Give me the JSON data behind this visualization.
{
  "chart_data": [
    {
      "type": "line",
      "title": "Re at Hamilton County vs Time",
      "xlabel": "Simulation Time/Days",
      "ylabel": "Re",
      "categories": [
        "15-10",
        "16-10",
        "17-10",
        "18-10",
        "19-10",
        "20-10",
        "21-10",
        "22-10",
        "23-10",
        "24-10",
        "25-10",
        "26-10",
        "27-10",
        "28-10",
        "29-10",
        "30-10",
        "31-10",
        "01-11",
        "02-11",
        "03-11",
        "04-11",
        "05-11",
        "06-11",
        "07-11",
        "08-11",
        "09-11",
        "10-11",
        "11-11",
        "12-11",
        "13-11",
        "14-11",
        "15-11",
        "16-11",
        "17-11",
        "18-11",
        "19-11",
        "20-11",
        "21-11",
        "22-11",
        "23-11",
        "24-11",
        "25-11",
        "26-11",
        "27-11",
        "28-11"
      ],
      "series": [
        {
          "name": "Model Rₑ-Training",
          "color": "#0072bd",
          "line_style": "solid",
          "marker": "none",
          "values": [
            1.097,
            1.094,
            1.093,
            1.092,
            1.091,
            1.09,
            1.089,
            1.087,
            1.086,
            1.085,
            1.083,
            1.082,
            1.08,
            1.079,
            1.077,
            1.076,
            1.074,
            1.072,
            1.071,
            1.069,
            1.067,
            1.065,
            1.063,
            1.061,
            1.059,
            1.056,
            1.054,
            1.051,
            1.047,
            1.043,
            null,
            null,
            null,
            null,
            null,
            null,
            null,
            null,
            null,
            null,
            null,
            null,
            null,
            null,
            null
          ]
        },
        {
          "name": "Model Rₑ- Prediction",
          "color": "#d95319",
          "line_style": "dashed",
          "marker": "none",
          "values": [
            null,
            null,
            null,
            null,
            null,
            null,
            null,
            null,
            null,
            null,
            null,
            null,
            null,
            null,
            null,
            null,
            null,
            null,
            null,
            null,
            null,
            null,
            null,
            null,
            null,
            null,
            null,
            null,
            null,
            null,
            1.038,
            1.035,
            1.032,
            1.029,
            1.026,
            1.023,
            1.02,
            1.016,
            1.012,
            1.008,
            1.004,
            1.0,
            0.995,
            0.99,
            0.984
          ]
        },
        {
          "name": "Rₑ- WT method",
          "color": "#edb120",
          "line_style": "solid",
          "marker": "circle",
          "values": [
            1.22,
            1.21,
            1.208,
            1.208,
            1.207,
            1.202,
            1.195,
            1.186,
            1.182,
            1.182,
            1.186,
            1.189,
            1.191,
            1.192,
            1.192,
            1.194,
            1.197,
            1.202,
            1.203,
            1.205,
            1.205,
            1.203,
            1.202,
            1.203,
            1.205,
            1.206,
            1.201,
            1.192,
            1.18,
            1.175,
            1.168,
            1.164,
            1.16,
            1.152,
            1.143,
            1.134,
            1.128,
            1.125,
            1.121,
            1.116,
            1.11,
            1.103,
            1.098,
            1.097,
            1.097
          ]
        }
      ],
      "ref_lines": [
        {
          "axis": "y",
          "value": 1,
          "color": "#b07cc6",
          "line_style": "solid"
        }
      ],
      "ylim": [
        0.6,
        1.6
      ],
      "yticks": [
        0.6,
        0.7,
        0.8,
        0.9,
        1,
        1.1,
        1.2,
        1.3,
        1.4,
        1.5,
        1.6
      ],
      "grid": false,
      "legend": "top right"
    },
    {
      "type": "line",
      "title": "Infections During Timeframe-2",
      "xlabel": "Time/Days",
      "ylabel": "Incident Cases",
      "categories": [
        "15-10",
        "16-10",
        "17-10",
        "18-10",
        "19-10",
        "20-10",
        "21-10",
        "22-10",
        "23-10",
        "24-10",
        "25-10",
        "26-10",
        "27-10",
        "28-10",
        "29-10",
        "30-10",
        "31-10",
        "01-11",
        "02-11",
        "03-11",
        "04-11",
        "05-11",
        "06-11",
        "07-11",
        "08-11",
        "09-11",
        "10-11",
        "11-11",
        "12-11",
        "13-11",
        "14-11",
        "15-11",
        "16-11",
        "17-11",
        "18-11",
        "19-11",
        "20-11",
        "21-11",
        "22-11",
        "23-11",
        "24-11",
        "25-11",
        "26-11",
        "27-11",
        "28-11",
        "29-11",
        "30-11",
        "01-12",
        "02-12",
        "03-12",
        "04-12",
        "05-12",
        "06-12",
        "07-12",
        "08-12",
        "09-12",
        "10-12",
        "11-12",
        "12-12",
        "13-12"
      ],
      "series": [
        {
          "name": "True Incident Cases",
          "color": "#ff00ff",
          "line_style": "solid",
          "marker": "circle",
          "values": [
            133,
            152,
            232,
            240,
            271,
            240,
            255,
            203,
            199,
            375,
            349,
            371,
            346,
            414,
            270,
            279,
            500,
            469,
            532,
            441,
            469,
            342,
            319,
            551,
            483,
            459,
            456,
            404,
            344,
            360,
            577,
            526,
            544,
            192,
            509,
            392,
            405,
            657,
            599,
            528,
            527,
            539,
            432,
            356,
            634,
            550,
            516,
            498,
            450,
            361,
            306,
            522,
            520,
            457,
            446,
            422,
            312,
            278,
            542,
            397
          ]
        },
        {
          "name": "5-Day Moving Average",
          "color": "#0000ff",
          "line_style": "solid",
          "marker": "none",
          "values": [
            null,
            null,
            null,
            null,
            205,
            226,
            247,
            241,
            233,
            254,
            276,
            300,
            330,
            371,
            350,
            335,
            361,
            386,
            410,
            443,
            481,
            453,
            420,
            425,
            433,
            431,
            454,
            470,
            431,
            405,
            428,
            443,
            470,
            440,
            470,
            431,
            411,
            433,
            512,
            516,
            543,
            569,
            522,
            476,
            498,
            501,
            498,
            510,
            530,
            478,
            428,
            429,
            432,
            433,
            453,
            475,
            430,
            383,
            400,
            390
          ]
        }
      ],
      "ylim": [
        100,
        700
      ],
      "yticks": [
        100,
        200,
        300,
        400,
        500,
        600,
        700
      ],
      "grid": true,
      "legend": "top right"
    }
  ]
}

• • • • •

EXERCISE DETAILS -> Of the lines in the material, how many include "xlabel"? Respond with the number alone.

RESULT OF THE EXERCISE -> 2